--- SUPPLIED DATA ---

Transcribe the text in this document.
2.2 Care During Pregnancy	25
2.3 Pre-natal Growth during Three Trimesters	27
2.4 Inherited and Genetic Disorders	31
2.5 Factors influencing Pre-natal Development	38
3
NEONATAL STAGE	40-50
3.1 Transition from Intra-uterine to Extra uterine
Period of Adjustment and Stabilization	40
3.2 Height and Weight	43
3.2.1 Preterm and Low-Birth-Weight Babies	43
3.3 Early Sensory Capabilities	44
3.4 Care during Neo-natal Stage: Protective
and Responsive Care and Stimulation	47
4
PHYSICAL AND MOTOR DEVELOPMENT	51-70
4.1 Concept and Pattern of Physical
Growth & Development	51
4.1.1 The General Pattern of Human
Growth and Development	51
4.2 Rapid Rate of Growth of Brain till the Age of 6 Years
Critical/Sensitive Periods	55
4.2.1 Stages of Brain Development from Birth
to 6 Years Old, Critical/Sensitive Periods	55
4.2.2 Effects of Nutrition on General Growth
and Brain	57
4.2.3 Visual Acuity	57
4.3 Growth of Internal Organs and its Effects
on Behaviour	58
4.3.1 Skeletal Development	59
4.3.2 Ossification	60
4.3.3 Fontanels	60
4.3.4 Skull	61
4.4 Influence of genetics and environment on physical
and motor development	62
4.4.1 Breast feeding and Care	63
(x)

---

EXERCISE BRIEF -
Make an exact copy of the listing, including every line.

WRITTEN ANSWER -
Transcribe the text in this document.
2.2 Care During Pregnancy	25
2.3 Pre-natal Growth during Three Trimesters	27
2.4 Inherited and Genetic Disorders	31
2.5 Factors influencing Pre-natal Development	38
3
NEONATAL STAGE	40-50
3.1 Transition from Intra-uterine to Extra uterine
Period of Adjustment and Stabilization	40
3.2 Height and Weight	43
3.2.1 Preterm and Low-Birth-Weight Babies	43
3.3 Early Sensory Capabilities	44
3.4 Care during Neo-natal Stage: Protective
and Responsive Care and Stimulation	47
4
PHYSICAL AND MOTOR DEVELOPMENT	51-70
4.1 Concept and Pattern of Physical
Growth & Development	51
4.1.1 The General Pattern of Human
Growth and Development	51
4.2 Rapid Rate of Growth of Brain till the Age of 6 Years
Critical/Sensitive Periods	55
4.2.1 Stages of Brain Development from Birth
to 6 Years Old, Critical/Sensitive Periods	55
4.2.2 Effects of Nutrition on General Growth
and Brain	57
4.2.3 Visual Acuity	57
4.3 Growth of Internal Organs and its Effects
on Behaviour	58
4.3.1 Skeletal Development	59
4.3.2 Ossification	60
4.3.3 Fontanels	60
4.3.4 Skull	61
4.4 Influence of genetics and environment on physical
and motor development	62
4.4.1 Breast feeding and Care	63
(x)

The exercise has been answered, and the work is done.